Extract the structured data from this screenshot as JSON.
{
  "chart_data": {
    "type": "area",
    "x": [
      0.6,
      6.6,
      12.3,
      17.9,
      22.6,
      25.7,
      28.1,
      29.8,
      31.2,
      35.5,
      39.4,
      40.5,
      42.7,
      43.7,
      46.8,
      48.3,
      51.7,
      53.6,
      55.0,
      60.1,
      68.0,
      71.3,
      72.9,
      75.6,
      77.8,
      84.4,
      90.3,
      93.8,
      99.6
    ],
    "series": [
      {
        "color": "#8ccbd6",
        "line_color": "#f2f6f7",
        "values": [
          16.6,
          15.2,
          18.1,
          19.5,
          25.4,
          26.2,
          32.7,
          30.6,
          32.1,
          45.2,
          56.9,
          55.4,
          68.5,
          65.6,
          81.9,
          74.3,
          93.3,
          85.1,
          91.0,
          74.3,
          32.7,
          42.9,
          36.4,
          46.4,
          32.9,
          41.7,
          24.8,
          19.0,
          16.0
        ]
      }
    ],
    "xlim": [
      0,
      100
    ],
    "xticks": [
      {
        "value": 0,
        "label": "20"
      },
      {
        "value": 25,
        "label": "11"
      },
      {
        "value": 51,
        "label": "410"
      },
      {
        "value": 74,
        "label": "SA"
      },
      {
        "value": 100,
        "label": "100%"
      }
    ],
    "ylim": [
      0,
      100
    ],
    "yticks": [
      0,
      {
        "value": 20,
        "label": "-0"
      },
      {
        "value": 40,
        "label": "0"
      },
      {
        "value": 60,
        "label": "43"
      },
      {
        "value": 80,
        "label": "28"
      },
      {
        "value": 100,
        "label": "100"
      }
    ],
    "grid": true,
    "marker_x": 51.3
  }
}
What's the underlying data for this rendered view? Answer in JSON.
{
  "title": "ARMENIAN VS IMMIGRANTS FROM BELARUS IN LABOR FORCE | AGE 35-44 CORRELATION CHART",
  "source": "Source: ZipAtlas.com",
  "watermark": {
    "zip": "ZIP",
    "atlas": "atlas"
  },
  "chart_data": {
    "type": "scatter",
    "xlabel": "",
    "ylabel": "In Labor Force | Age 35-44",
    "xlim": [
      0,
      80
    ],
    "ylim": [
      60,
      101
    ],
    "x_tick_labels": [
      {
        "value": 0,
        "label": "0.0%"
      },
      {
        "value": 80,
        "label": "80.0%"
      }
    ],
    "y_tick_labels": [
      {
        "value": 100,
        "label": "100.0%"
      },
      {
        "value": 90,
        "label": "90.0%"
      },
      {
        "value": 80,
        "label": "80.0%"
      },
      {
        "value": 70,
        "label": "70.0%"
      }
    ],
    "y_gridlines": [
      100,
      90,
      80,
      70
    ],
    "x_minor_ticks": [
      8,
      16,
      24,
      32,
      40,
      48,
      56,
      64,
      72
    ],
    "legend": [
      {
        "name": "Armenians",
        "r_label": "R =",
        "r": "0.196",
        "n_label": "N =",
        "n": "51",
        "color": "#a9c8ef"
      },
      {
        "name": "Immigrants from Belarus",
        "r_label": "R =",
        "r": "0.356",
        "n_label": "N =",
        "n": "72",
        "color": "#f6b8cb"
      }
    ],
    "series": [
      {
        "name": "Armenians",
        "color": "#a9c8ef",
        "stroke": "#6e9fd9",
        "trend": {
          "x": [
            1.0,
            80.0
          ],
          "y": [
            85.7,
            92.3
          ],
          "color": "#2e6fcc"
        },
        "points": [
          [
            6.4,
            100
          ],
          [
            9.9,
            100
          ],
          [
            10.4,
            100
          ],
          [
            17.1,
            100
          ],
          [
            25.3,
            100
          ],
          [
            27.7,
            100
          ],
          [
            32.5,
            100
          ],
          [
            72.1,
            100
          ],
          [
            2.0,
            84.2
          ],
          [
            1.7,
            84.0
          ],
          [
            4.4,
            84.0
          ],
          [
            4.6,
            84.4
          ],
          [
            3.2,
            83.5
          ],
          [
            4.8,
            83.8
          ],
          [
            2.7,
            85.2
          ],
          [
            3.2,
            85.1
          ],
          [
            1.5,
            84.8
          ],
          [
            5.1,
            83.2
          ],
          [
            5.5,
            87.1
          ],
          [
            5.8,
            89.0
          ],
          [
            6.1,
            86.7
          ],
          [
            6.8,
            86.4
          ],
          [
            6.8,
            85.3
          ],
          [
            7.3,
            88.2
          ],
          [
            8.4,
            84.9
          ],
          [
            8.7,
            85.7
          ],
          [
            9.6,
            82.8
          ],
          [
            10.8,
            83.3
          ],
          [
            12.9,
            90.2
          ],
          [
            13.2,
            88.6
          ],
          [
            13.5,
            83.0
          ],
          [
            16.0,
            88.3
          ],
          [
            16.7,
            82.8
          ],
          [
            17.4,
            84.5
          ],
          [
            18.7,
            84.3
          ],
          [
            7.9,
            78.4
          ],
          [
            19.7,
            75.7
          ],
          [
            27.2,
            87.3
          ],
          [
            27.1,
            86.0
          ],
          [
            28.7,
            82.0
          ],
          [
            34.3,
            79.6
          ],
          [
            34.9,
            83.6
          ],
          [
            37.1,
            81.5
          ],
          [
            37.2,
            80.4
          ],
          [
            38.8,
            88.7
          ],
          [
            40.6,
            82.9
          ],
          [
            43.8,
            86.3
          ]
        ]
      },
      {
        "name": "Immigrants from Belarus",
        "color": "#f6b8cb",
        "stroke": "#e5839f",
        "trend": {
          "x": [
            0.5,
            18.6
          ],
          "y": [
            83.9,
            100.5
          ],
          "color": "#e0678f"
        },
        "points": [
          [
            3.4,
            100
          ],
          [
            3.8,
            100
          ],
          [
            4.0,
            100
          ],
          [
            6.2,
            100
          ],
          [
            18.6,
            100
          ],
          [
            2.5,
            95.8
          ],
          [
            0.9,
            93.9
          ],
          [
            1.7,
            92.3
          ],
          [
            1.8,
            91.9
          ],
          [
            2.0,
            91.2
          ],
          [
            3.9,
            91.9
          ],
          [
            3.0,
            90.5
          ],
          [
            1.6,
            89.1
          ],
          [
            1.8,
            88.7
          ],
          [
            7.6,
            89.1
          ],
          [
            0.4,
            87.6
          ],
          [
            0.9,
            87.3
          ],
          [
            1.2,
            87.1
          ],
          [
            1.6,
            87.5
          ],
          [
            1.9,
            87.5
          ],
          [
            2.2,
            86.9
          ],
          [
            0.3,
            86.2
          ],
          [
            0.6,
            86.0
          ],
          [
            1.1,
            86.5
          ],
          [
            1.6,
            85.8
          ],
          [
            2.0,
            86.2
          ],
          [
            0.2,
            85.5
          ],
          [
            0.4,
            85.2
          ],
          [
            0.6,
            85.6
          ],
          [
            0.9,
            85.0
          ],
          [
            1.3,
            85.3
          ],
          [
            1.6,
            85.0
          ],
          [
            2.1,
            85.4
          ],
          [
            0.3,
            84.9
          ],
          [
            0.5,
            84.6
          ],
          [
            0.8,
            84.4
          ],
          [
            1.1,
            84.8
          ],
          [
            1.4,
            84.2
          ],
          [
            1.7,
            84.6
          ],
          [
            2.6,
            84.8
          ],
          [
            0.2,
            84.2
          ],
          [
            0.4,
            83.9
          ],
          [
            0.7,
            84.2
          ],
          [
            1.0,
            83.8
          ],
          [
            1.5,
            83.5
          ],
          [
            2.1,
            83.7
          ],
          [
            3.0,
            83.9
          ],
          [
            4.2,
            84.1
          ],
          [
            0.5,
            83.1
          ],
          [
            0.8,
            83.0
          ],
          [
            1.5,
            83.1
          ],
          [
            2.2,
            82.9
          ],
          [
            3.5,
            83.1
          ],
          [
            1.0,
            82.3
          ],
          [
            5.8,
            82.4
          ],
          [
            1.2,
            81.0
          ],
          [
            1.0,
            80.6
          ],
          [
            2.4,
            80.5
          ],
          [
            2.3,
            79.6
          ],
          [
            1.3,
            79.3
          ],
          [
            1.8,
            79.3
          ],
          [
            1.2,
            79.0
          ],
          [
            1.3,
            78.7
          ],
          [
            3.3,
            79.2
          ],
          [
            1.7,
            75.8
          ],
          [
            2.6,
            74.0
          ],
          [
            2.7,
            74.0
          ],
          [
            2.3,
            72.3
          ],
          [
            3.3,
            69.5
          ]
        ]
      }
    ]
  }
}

= WHAT THE EXERCISE ASKS =
How many lines of the listing above include the word "JSON"? Reply with the number alone.

= ANSWER TO THIS TASK =
2